** やること **
[A] 黒田投手の文章によると、黒田投手が2006年に取った自身初のタイトルは何ですか。
[B] 黒田投手の文章に出てくる西暦の年を、一つ残らず書き出してください。
[C] 黒田投手の文章を、最後の文のあとから書き継いでください。

2位の前田投手との投票差はわずか1票という大激戦を制し、1位に輝いたのは黒田博樹投手

現役20年間で日米通算203勝を挙げた文句なしのレジェンド投手ですが、広島のファンには今もなお球団の歴史に名を残すエース投手として強烈な印象を残しています。

プロ入り1年目から先発ローテーションに入って6勝を挙げるなど、即戦力として活躍した黒田投手でしたが、意外にも2桁勝利を達成するのはプロ入り5年目の2001年。翌2002年も10勝を挙げましたが、負け数も同じく10となかなか貯金を作ることができず、エースとしてはやや物足りない印象を与えました。

というのも、当時の広島はリーグ優勝どころかAクラスからも遠ざかっていた暗黒時代。そのため黒田投手がいくら好投しても勝ち星が付かずに報われないケースが目立ちました。それでも黒田投手は腐らず、チームのためにと投げる姿がファンの印象に強烈に残りました。

そして迎えた2005年。黒田投手はシーズンを通じて安定した投球を見せて自己最多の15勝を記録すると、翌2006年には防御率1.85で自身初タイトルとなる最優秀防御率を獲得しました。さらに2007年に12勝を挙げて3年連続で2桁勝利を達成。文句なしの広島のエース投手となりました。

これだけの実績を残した黒田投手は2008年、メジャーリーグへ挑戦しロサンゼルス・ドジャースへ移籍。スライダーやフォークを生かしたピッチングで打者を打ち取り、メジャーでも7年間で79勝。ドジャースとヤンキースというメジャー屈指の名門チームでもエース級の活躍を見せました。

** 元の抜粋 **
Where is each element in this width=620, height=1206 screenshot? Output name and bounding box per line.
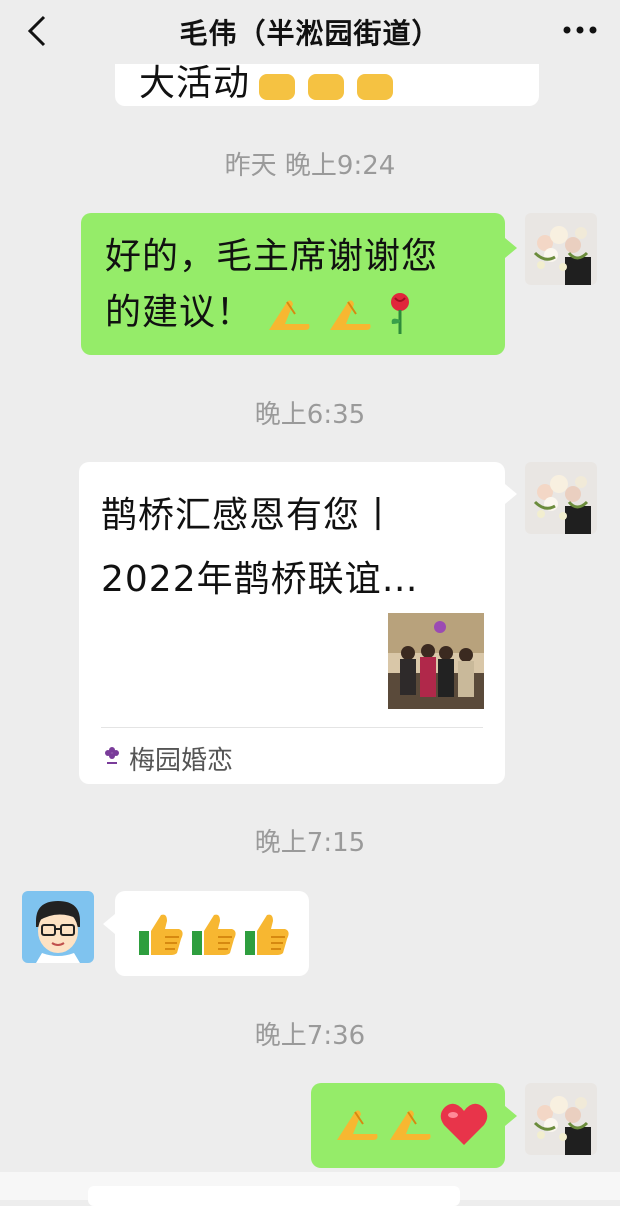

** 問題の答え **
[A] 最優秀防御率です（防御率1.85）。

[B] 2001年、2002年、2005年、2006年、2007年、2008年

[C]
そして2015年、ヤンキースをFAになった黒田投手はメジャー球団からの高額なオファーを蹴ってまで広島へ復帰。カープ愛を貫いた“男気復帰”で改めて広島ファンの心をグッとつかみました。

その2015年、黒田投手は11勝を挙げてその力をアピールすると、翌2016年にも10勝をマークして広島を1991年ぶりのリーグ優勝に導いて現役引退を発表。エース投手として弱小期のチームを支え、メジャーで活躍した後に再び広島に帰ってくるという広島愛の強さが黒田投手を最強のエース投手として押し上げました。

ちなみに広島で黒田投手が背負った背番号の15番は現在、広島の永久欠番に。文句なしの広島のレジェンドと言えるでしょう。

2桁勝利を何度も達成して最多勝利も獲得しているなど、体の強さで長いイニングを投げて非常に安定した成績を残した選手です。メジャーでも活躍した投球術も超一流だと思うので歴代最強だと思います。(39歳・男性)
完投能力が高く、一つの試合を責任もって投げ切るのはまさしくエースという感じ。イニングイーターで毎年180〜200回投げる能力は素晴らしい。(40歳・男性)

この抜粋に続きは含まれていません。